[Dataset entries]
__________________________________________________

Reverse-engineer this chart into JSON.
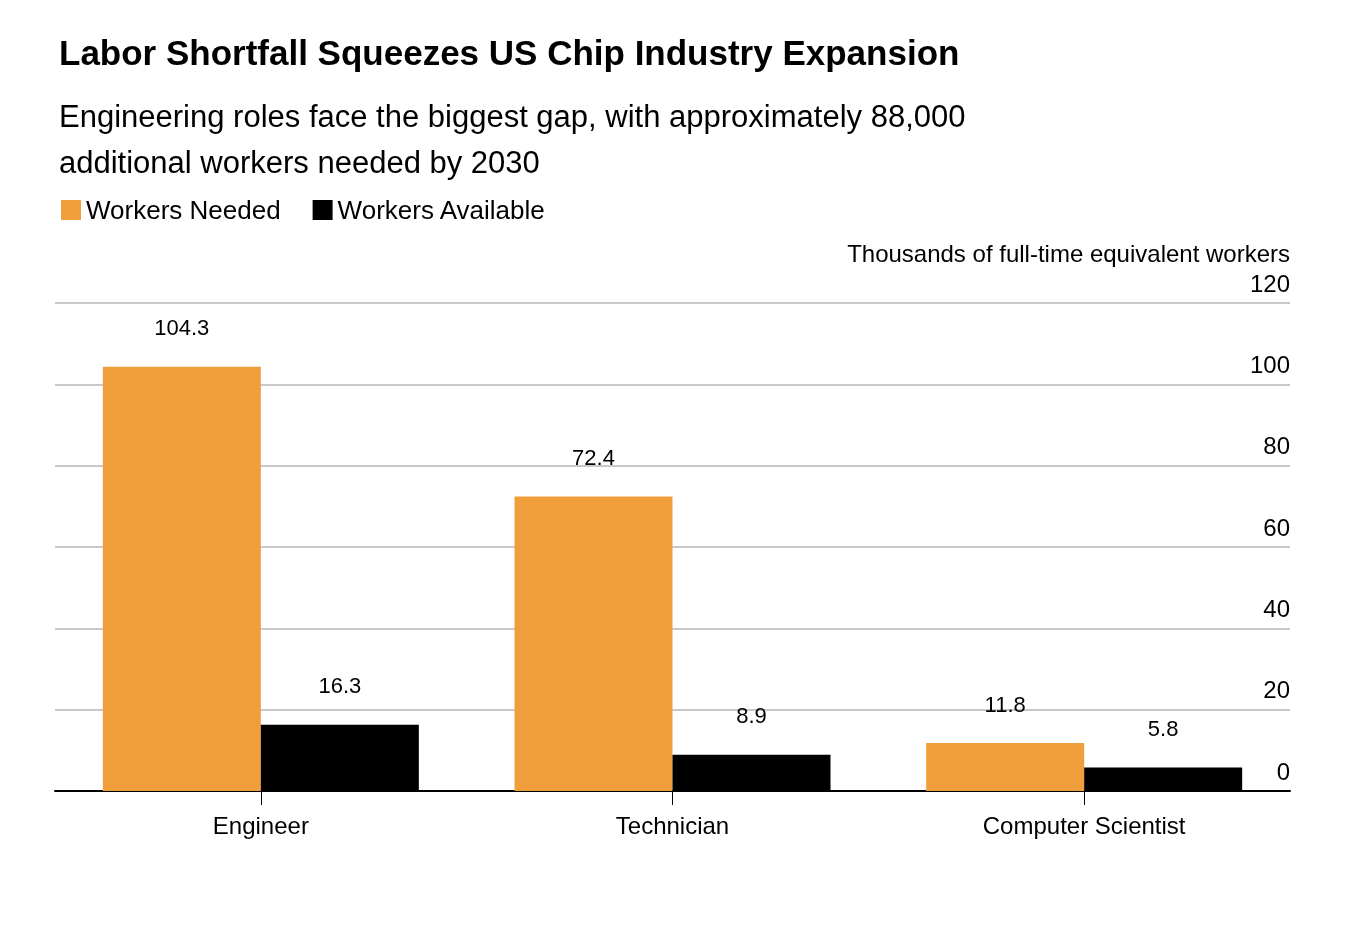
{
  "chart_data": {
    "type": "bar",
    "title": "Labor Shortfall Squeezes US Chip Industry Expansion",
    "subtitle": "Engineering roles face the biggest gap, with approximately 88,000\nadditional workers needed by 2030",
    "ylabel": "Thousands of full-time equivalent workers",
    "categories": [
      "Engineer",
      "Technician",
      "Computer Scientist"
    ],
    "series": [
      {
        "name": "Workers Needed",
        "color": "#ef9e3b",
        "values": [
          104.3,
          72.4,
          11.8
        ]
      },
      {
        "name": "Workers Available",
        "color": "#000000",
        "values": [
          16.3,
          8.9,
          5.8
        ]
      }
    ],
    "ylim": [
      0,
      120
    ],
    "yticks": [
      0,
      20,
      40,
      60,
      80,
      100,
      120
    ],
    "grid": "y",
    "legend": "top left",
    "data_labels": true
  }
}
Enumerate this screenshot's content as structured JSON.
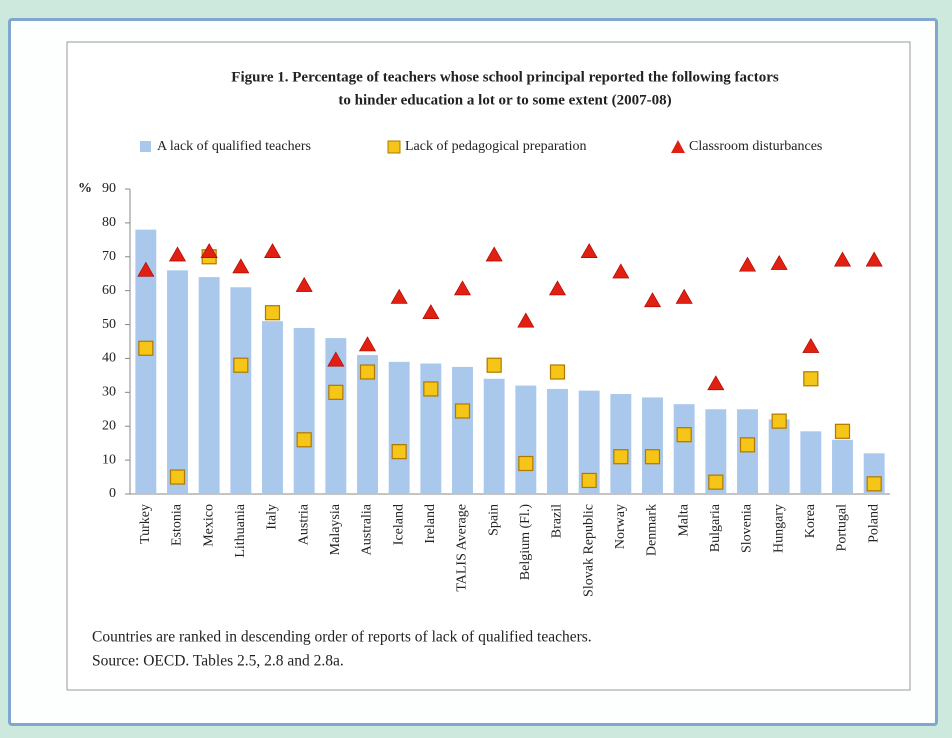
{
  "chart_data": {
    "type": "bar",
    "title": "Figure 1. Percentage of teachers whose school principal reported the following factors",
    "subtitle": "to hinder education  a lot or to some extent (2007-08)",
    "y_label": "%",
    "notes": [
      "Countries are ranked in descending order of reports of lack of qualified teachers.",
      "Source: OECD. Tables 2.5, 2.8 and 2.8a."
    ],
    "categories": [
      "Turkey",
      "Estonia",
      "Mexico",
      "Lithuania",
      "Italy",
      "Austria",
      "Malaysia",
      "Australia",
      "Iceland",
      "Ireland",
      "TALIS Average",
      "Spain",
      "Belgium (Fl.)",
      "Brazil",
      "Slovak Republic",
      "Norway",
      "Denmark",
      "Malta",
      "Bulgaria",
      "Slovenia",
      "Hungary",
      "Korea",
      "Portugal",
      "Poland"
    ],
    "series": [
      {
        "name": "A lack of qualified teachers",
        "marker": "bar",
        "color": "#a9c8ec",
        "values": [
          78,
          66,
          64,
          61,
          51,
          49,
          46,
          41,
          39,
          38.5,
          37.5,
          34,
          32,
          31,
          30.5,
          29.5,
          28.5,
          26.5,
          25,
          25,
          22,
          18.5,
          16,
          12
        ]
      },
      {
        "name": "Lack of pedagogical preparation",
        "marker": "square",
        "color": "#f5c518",
        "values": [
          43,
          5,
          70,
          38,
          53.5,
          16,
          30,
          36,
          12.5,
          31,
          24.5,
          38,
          9,
          36,
          4,
          11,
          11,
          17.5,
          3.5,
          14.5,
          21.5,
          34,
          18.5,
          3
        ]
      },
      {
        "name": "Classroom disturbances",
        "marker": "triangle",
        "color": "#e02010",
        "values": [
          66,
          70.5,
          71.5,
          67,
          71.5,
          61.5,
          39.5,
          44,
          58,
          53.5,
          60.5,
          70.5,
          51,
          60.5,
          71.5,
          65.5,
          57,
          58,
          32.5,
          67.5,
          68,
          43.5,
          69,
          69
        ]
      }
    ],
    "ylim": [
      0,
      90
    ],
    "yticks": [
      0,
      10,
      20,
      30,
      40,
      50,
      60,
      70,
      80,
      90
    ],
    "grid": false
  }
}
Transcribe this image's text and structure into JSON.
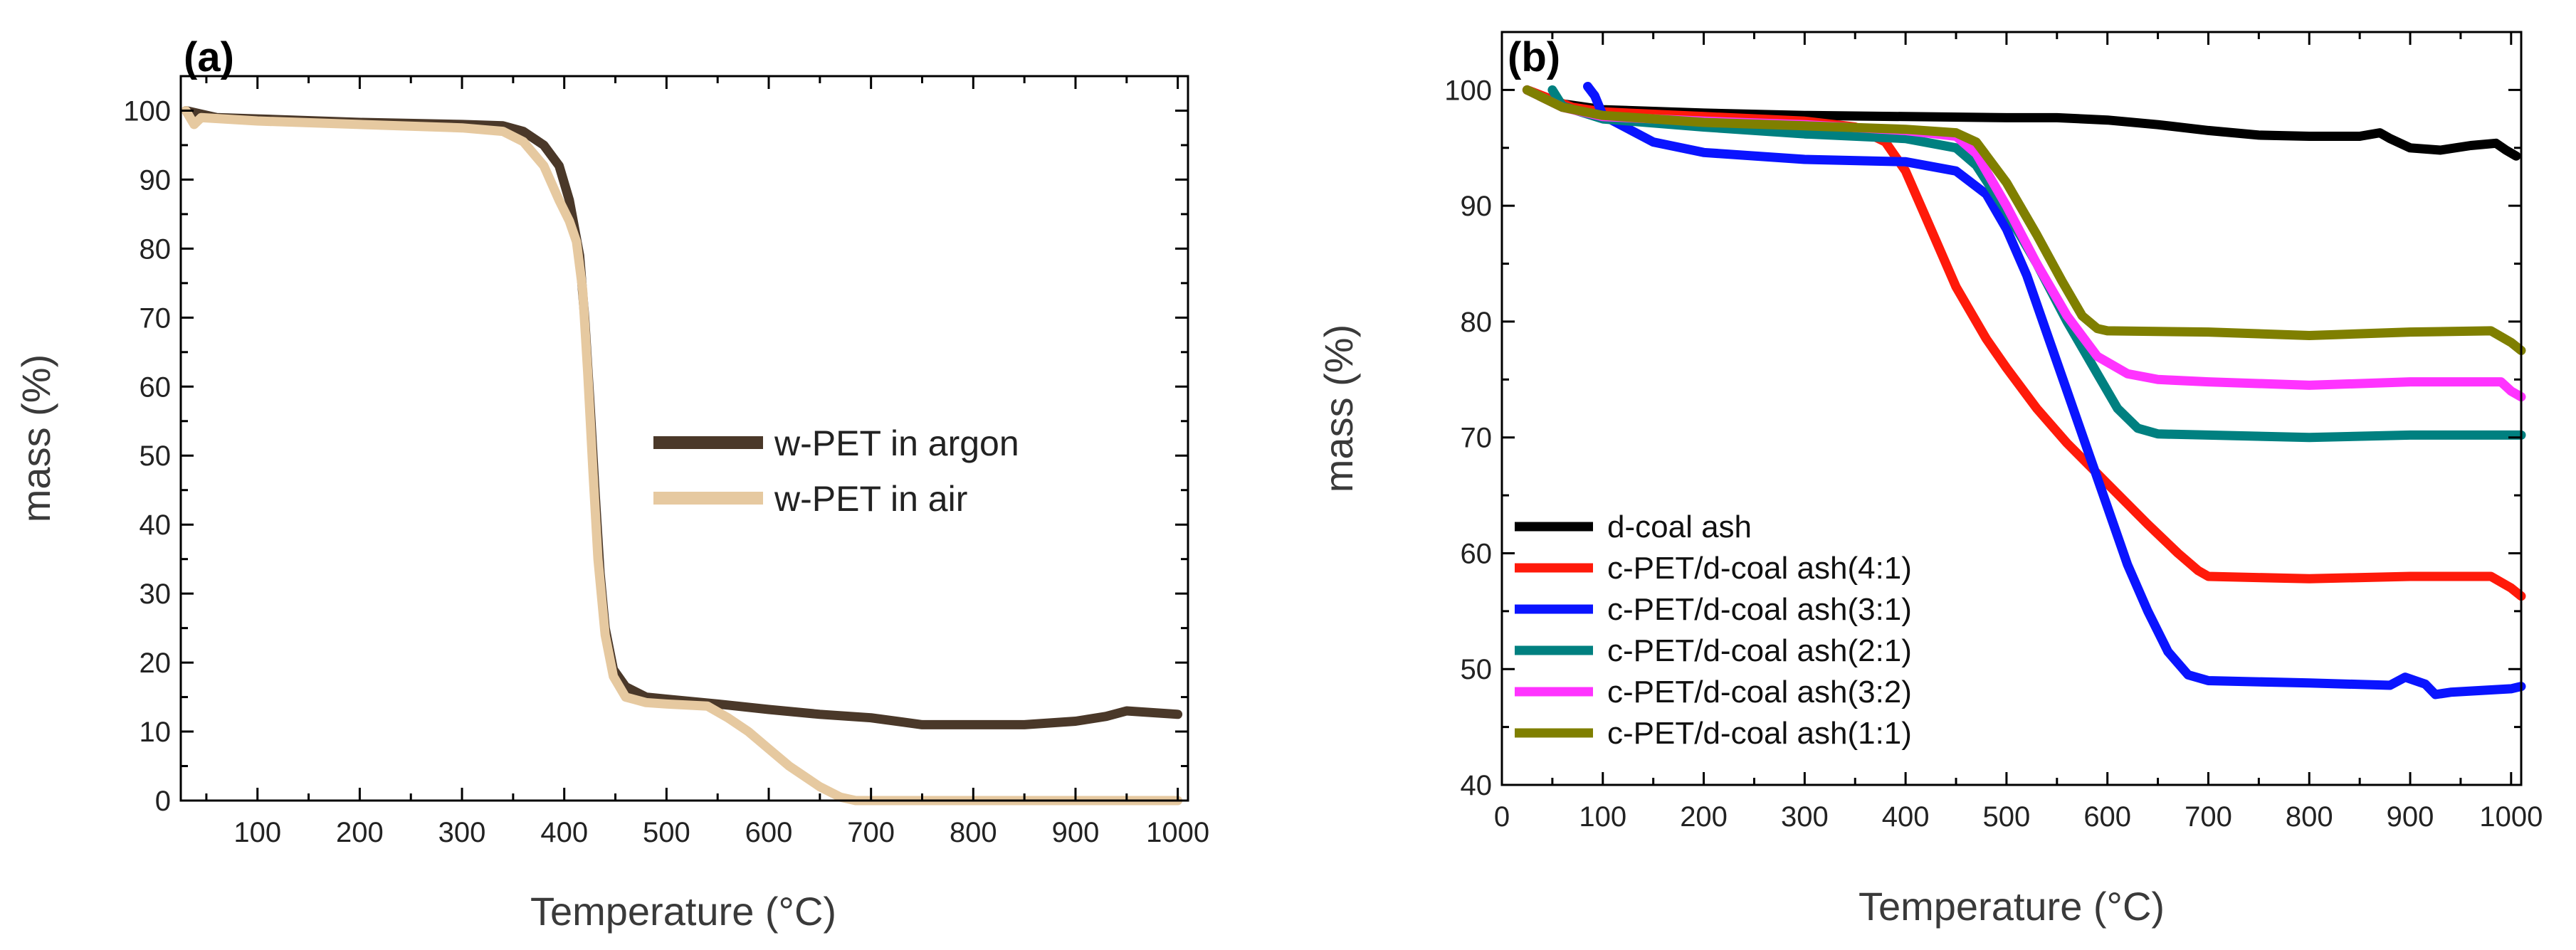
{
  "chart_data": [
    {
      "type": "line",
      "panel_label": "(a)",
      "xlabel": "Temperature (°C)",
      "ylabel": "mass (%)",
      "xlim": [
        25,
        1010
      ],
      "ylim": [
        0,
        105
      ],
      "xticks": [
        100,
        200,
        300,
        400,
        500,
        600,
        700,
        800,
        900,
        1000
      ],
      "yticks": [
        0,
        10,
        20,
        30,
        40,
        50,
        60,
        70,
        80,
        90,
        100
      ],
      "grid": false,
      "legend_position": "center-right",
      "series": [
        {
          "name": "w-PET in argon",
          "color": "#4a3829",
          "points": [
            [
              30,
              100
            ],
            [
              60,
              99
            ],
            [
              100,
              98.8
            ],
            [
              200,
              98.3
            ],
            [
              300,
              98
            ],
            [
              340,
              97.8
            ],
            [
              360,
              97
            ],
            [
              380,
              95
            ],
            [
              395,
              92
            ],
            [
              405,
              87
            ],
            [
              415,
              79
            ],
            [
              420,
              70
            ],
            [
              425,
              58
            ],
            [
              430,
              45
            ],
            [
              435,
              33
            ],
            [
              440,
              25
            ],
            [
              448,
              19
            ],
            [
              460,
              16.5
            ],
            [
              480,
              15
            ],
            [
              500,
              14.7
            ],
            [
              550,
              14
            ],
            [
              600,
              13.2
            ],
            [
              650,
              12.5
            ],
            [
              700,
              12
            ],
            [
              750,
              11
            ],
            [
              800,
              11
            ],
            [
              850,
              11
            ],
            [
              900,
              11.5
            ],
            [
              930,
              12.2
            ],
            [
              950,
              13
            ],
            [
              1000,
              12.5
            ]
          ]
        },
        {
          "name": "w-PET in air",
          "color": "#e6c9a0",
          "points": [
            [
              30,
              100
            ],
            [
              38,
              98
            ],
            [
              45,
              99
            ],
            [
              100,
              98.5
            ],
            [
              200,
              98
            ],
            [
              300,
              97.5
            ],
            [
              340,
              97
            ],
            [
              360,
              95.5
            ],
            [
              380,
              92
            ],
            [
              395,
              87
            ],
            [
              405,
              84
            ],
            [
              412,
              81
            ],
            [
              418,
              74
            ],
            [
              423,
              62
            ],
            [
              428,
              48
            ],
            [
              433,
              35
            ],
            [
              440,
              24
            ],
            [
              448,
              18
            ],
            [
              460,
              15
            ],
            [
              480,
              14.2
            ],
            [
              500,
              14
            ],
            [
              540,
              13.7
            ],
            [
              560,
              12
            ],
            [
              580,
              10
            ],
            [
              600,
              7.5
            ],
            [
              620,
              5
            ],
            [
              650,
              2
            ],
            [
              670,
              0.5
            ],
            [
              685,
              0
            ],
            [
              1000,
              0
            ]
          ]
        }
      ]
    },
    {
      "type": "line",
      "panel_label": "(b)",
      "xlabel": "Temperature (°C)",
      "ylabel": "mass (%)",
      "xlim": [
        0,
        1010
      ],
      "ylim": [
        40,
        105
      ],
      "xticks": [
        0,
        100,
        200,
        300,
        400,
        500,
        600,
        700,
        800,
        900,
        1000
      ],
      "yticks": [
        40,
        50,
        60,
        70,
        80,
        90,
        100
      ],
      "grid": false,
      "legend_position": "lower-left",
      "series": [
        {
          "name": "d-coal ash",
          "color": "#000000",
          "points": [
            [
              25,
              100
            ],
            [
              60,
              98.8
            ],
            [
              100,
              98.3
            ],
            [
              200,
              98
            ],
            [
              300,
              97.8
            ],
            [
              400,
              97.7
            ],
            [
              500,
              97.6
            ],
            [
              550,
              97.6
            ],
            [
              600,
              97.4
            ],
            [
              650,
              97
            ],
            [
              700,
              96.5
            ],
            [
              750,
              96.1
            ],
            [
              800,
              96
            ],
            [
              850,
              96
            ],
            [
              870,
              96.3
            ],
            [
              880,
              95.8
            ],
            [
              900,
              95
            ],
            [
              930,
              94.8
            ],
            [
              960,
              95.2
            ],
            [
              985,
              95.4
            ],
            [
              995,
              94.8
            ],
            [
              1005,
              94.3
            ]
          ]
        },
        {
          "name": "c-PET/d-coal ash(4:1)",
          "color": "#ff1a0a",
          "points": [
            [
              25,
              100
            ],
            [
              70,
              98.5
            ],
            [
              100,
              98.1
            ],
            [
              200,
              97.7
            ],
            [
              300,
              97.3
            ],
            [
              350,
              96.8
            ],
            [
              380,
              95.5
            ],
            [
              400,
              93
            ],
            [
              420,
              89
            ],
            [
              450,
              83
            ],
            [
              480,
              78.5
            ],
            [
              500,
              76
            ],
            [
              530,
              72.5
            ],
            [
              560,
              69.5
            ],
            [
              600,
              66
            ],
            [
              640,
              62.5
            ],
            [
              670,
              60
            ],
            [
              690,
              58.5
            ],
            [
              700,
              58
            ],
            [
              800,
              57.8
            ],
            [
              900,
              58
            ],
            [
              980,
              58
            ],
            [
              1000,
              57
            ],
            [
              1010,
              56.3
            ]
          ]
        },
        {
          "name": "c-PET/d-coal ash(3:1)",
          "color": "#0a14ff",
          "points": [
            [
              85,
              100.3
            ],
            [
              92,
              99.5
            ],
            [
              100,
              97.8
            ],
            [
              150,
              95.5
            ],
            [
              200,
              94.6
            ],
            [
              300,
              94
            ],
            [
              400,
              93.8
            ],
            [
              450,
              93
            ],
            [
              480,
              91
            ],
            [
              500,
              88
            ],
            [
              520,
              84
            ],
            [
              540,
              79
            ],
            [
              560,
              74
            ],
            [
              580,
              69
            ],
            [
              600,
              64
            ],
            [
              620,
              59
            ],
            [
              640,
              55
            ],
            [
              660,
              51.5
            ],
            [
              680,
              49.5
            ],
            [
              700,
              49
            ],
            [
              800,
              48.8
            ],
            [
              880,
              48.6
            ],
            [
              895,
              49.3
            ],
            [
              905,
              49
            ],
            [
              915,
              48.7
            ],
            [
              925,
              47.8
            ],
            [
              940,
              48
            ],
            [
              1000,
              48.3
            ],
            [
              1010,
              48.5
            ]
          ]
        },
        {
          "name": "c-PET/d-coal ash(2:1)",
          "color": "#008080",
          "points": [
            [
              50,
              100
            ],
            [
              60,
              98.6
            ],
            [
              100,
              97.5
            ],
            [
              200,
              96.8
            ],
            [
              300,
              96.2
            ],
            [
              400,
              95.8
            ],
            [
              450,
              95
            ],
            [
              470,
              93.5
            ],
            [
              500,
              89.5
            ],
            [
              530,
              85
            ],
            [
              560,
              80
            ],
            [
              590,
              75.5
            ],
            [
              610,
              72.5
            ],
            [
              630,
              70.8
            ],
            [
              650,
              70.3
            ],
            [
              700,
              70.2
            ],
            [
              800,
              70
            ],
            [
              900,
              70.2
            ],
            [
              1000,
              70.2
            ],
            [
              1010,
              70.2
            ]
          ]
        },
        {
          "name": "c-PET/d-coal ash(3:2)",
          "color": "#ff33ff",
          "points": [
            [
              25,
              100
            ],
            [
              60,
              98.5
            ],
            [
              100,
              97.7
            ],
            [
              200,
              97.3
            ],
            [
              300,
              97
            ],
            [
              400,
              96.5
            ],
            [
              450,
              96
            ],
            [
              470,
              94.5
            ],
            [
              500,
              90
            ],
            [
              530,
              85
            ],
            [
              560,
              80.5
            ],
            [
              590,
              77
            ],
            [
              620,
              75.5
            ],
            [
              650,
              75
            ],
            [
              700,
              74.8
            ],
            [
              800,
              74.5
            ],
            [
              900,
              74.8
            ],
            [
              990,
              74.8
            ],
            [
              1000,
              74
            ],
            [
              1010,
              73.5
            ]
          ]
        },
        {
          "name": "c-PET/d-coal ash(1:1)",
          "color": "#7f7f00",
          "points": [
            [
              25,
              100
            ],
            [
              60,
              98.5
            ],
            [
              100,
              97.8
            ],
            [
              200,
              97.2
            ],
            [
              300,
              96.9
            ],
            [
              400,
              96.6
            ],
            [
              450,
              96.3
            ],
            [
              470,
              95.5
            ],
            [
              500,
              92
            ],
            [
              530,
              87.5
            ],
            [
              555,
              83.5
            ],
            [
              575,
              80.5
            ],
            [
              590,
              79.4
            ],
            [
              600,
              79.2
            ],
            [
              700,
              79.1
            ],
            [
              800,
              78.8
            ],
            [
              900,
              79.1
            ],
            [
              980,
              79.2
            ],
            [
              1000,
              78.2
            ],
            [
              1010,
              77.5
            ]
          ]
        }
      ]
    }
  ]
}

__________________________________________________

TO DO
Pick out every line with the string "coal" and copy it.

WORKED ANSWER
          "name": "d-coal ash",
          "name": "c-PET/d-coal ash(4:1)",
          "name": "c-PET/d-coal ash(3:1)",
          "name": "c-PET/d-coal ash(2:1)",
          "name": "c-PET/d-coal ash(3:2)",
          "name": "c-PET/d-coal ash(1:1)",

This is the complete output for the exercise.